-- START EXTRACTED MATERIAL --
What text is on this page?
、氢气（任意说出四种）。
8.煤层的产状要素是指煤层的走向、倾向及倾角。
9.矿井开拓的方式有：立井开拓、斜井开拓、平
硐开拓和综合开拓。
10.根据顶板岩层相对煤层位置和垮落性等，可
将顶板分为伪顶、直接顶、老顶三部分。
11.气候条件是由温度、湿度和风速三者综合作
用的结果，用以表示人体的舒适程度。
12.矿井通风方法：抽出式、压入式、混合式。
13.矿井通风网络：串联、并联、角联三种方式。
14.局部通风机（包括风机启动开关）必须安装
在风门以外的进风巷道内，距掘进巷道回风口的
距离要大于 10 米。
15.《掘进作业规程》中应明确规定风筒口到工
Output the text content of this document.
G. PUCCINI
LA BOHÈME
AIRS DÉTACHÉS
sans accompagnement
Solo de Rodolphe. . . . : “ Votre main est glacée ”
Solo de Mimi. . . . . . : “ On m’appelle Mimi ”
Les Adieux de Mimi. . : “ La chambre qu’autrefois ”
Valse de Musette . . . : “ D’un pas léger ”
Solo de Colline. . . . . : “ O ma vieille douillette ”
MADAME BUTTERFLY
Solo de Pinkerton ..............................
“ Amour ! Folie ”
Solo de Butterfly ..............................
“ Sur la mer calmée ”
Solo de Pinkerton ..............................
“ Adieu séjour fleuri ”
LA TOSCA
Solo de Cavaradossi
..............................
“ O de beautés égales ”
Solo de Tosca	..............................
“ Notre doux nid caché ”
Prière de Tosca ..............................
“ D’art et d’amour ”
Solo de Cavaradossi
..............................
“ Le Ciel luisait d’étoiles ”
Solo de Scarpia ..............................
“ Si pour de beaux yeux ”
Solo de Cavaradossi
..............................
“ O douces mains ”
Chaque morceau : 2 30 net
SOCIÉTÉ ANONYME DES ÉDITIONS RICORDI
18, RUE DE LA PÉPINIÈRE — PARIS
-- END EXTRACTED MATERIAL --
## SHORT TASK
Work out how many lines of the data above contain the string "Mimi" and give the number alone.

## TASK SOLUTION
2